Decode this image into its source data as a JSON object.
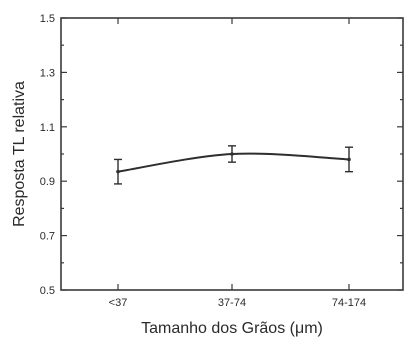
{
  "chart_data": {
    "type": "line",
    "categories": [
      "<37",
      "37-74",
      "74-174"
    ],
    "series": [
      {
        "values": [
          0.935,
          1.0,
          0.98
        ],
        "errors": [
          0.045,
          0.03,
          0.045
        ]
      }
    ],
    "xlabel": "Tamanho dos Grãos (μm)",
    "ylabel": "Resposta TL relativa",
    "ylim": [
      0.5,
      1.5
    ],
    "yticks": [
      0.5,
      0.7,
      0.9,
      1.1,
      1.3,
      1.5
    ],
    "ytick_labels": [
      "0.5",
      "0.7",
      "0.9",
      "1.1",
      "1.3",
      "1.5"
    ],
    "grid": false,
    "curve_style": "smooth"
  }
}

▶ _EXERCISE DESCRIPTION_: Copy the whole listing above word for word but do not carry over the pictures.

▶ _FINISHED EXERCISE_:
Decode this image into its source data as a JSON object.
{
  "chart_data": {
    "type": "line",
    "categories": [
      "<37",
      "37-74",
      "74-174"
    ],
    "series": [
      {
        "values": [
          0.935,
          1.0,
          0.98
        ],
        "errors": [
          0.045,
          0.03,
          0.045
        ]
      }
    ],
    "xlabel": "Tamanho dos Grãos (μm)",
    "ylabel": "Resposta TL relativa",
    "ylim": [
      0.5,
      1.5
    ],
    "yticks": [
      0.5,
      0.7,
      0.9,
      1.1,
      1.3,
      1.5
    ],
    "ytick_labels": [
      "0.5",
      "0.7",
      "0.9",
      "1.1",
      "1.3",
      "1.5"
    ],
    "grid": false,
    "curve_style": "smooth"
  }
}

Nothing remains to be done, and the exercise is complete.